| Data for review |
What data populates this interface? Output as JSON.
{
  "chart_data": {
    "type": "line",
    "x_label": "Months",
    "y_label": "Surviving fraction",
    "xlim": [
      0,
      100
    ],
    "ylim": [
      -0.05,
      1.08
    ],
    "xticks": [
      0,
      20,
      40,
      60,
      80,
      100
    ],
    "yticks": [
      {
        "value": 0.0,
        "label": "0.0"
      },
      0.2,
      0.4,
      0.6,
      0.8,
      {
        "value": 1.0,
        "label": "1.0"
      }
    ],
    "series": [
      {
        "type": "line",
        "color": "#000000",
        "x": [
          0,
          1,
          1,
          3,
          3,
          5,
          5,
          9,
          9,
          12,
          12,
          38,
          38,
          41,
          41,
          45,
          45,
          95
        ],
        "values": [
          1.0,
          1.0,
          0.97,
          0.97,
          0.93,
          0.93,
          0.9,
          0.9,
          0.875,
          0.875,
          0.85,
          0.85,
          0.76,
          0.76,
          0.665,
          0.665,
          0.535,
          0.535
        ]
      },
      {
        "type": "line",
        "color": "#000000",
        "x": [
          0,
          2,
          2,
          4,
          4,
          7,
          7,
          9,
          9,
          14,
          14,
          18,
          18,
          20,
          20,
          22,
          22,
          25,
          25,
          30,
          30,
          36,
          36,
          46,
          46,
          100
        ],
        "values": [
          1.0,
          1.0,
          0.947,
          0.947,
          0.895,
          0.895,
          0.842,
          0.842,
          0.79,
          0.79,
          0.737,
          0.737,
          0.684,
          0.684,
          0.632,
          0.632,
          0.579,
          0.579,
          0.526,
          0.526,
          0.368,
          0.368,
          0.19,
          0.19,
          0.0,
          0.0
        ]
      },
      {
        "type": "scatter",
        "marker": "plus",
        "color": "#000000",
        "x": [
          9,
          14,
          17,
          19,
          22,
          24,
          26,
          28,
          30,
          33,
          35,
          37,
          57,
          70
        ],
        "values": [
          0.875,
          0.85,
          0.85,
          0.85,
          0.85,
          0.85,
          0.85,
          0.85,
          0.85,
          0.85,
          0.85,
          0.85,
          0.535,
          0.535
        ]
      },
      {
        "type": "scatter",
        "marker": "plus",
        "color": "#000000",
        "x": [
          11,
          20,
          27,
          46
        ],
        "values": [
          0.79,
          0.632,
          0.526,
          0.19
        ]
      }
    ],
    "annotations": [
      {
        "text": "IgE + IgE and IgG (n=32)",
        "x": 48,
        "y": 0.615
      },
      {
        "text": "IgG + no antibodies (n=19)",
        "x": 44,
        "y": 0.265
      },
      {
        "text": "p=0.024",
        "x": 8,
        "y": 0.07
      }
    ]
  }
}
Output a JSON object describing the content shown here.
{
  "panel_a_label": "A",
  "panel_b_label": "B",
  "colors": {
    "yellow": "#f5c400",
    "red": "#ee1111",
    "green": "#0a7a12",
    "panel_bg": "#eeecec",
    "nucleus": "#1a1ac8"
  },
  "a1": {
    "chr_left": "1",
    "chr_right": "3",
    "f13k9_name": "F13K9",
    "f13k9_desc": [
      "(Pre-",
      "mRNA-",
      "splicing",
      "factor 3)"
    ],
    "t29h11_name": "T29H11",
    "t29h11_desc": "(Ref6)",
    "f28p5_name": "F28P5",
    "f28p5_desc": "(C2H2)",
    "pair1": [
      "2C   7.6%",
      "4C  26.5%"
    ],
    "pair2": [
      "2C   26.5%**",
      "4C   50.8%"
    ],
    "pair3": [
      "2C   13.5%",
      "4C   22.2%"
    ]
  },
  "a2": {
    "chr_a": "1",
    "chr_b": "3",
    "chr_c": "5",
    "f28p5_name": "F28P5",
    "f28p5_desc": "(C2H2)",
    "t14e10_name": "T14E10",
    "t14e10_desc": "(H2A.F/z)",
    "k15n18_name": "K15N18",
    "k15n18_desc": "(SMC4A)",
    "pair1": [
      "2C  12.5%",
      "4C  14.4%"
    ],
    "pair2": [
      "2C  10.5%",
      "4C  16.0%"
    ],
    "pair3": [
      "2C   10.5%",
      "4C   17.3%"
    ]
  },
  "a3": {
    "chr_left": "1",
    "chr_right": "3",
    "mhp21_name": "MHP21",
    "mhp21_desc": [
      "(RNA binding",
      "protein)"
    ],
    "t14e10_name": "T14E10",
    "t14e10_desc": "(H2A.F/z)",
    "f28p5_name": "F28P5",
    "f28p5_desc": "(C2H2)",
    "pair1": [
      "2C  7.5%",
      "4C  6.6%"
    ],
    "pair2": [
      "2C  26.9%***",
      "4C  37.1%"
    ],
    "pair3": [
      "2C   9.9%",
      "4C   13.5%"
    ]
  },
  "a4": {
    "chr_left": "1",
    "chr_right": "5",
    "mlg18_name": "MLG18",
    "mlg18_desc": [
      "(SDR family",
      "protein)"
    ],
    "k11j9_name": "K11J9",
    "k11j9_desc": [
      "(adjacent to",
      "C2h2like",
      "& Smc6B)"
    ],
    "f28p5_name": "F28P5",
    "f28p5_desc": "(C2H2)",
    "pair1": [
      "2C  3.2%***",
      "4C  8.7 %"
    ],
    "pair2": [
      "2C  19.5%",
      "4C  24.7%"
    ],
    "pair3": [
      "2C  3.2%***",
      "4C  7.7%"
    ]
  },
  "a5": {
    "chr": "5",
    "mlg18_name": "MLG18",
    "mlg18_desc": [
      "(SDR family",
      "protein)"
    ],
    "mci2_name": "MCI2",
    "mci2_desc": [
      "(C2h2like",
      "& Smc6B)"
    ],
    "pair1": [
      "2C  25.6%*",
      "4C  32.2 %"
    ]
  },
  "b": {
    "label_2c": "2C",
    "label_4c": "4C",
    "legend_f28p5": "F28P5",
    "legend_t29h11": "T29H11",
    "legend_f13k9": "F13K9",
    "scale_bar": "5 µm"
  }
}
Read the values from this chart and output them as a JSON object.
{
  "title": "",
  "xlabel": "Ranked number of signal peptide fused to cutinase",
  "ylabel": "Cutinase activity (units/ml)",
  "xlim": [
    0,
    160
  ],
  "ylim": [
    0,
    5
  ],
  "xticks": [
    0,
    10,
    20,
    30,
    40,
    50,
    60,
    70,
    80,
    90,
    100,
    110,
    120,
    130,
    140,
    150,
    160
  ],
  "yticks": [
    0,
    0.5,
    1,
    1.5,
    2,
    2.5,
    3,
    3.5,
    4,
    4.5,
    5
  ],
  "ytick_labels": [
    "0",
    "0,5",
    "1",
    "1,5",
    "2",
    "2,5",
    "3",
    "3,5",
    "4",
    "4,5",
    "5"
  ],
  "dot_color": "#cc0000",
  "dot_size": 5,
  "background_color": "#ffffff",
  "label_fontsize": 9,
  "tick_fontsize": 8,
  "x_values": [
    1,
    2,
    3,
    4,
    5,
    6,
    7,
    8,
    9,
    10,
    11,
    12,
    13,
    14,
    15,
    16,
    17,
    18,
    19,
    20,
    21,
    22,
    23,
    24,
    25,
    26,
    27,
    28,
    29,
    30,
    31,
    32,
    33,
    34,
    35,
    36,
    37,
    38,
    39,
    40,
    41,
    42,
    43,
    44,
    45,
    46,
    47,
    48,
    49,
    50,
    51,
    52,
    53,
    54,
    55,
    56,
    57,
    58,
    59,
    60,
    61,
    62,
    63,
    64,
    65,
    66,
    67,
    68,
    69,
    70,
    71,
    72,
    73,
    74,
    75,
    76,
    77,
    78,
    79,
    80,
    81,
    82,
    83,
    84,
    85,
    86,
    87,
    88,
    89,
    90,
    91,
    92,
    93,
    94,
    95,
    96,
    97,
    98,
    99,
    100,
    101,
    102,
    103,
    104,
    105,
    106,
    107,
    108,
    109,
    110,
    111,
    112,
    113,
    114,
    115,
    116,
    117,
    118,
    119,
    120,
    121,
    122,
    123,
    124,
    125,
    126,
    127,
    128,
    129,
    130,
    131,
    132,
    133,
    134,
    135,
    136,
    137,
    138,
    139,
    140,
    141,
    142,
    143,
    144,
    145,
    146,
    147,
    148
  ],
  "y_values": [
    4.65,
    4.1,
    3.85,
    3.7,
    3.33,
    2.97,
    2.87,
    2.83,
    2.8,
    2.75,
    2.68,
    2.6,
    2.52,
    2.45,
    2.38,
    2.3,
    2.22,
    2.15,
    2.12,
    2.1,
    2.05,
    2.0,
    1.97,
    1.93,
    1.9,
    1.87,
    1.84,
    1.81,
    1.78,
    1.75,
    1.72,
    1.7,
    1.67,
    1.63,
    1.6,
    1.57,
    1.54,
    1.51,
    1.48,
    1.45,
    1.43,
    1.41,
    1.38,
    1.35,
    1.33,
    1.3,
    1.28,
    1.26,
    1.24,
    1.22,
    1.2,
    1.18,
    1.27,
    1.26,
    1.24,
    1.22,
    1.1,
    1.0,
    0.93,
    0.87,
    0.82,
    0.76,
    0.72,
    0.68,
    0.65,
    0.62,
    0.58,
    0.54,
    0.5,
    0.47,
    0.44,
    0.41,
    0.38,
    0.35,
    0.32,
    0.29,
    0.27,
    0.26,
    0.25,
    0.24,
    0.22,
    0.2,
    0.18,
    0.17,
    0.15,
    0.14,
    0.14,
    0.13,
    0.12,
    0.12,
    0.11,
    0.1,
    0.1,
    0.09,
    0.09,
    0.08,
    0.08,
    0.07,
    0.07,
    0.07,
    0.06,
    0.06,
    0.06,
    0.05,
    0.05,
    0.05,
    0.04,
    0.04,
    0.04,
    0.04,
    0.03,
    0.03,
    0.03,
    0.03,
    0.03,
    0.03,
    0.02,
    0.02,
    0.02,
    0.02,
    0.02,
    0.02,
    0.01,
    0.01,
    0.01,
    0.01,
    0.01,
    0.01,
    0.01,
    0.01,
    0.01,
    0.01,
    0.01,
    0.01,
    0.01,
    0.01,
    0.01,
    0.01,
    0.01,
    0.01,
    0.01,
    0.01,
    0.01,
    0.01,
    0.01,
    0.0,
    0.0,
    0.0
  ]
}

| Exercise directions |
Only lines holding "object" are wanted; copy all of them from the listing.

| Solution |
Output a JSON object describing the content shown here.
Read the values from this chart and output them as a JSON object.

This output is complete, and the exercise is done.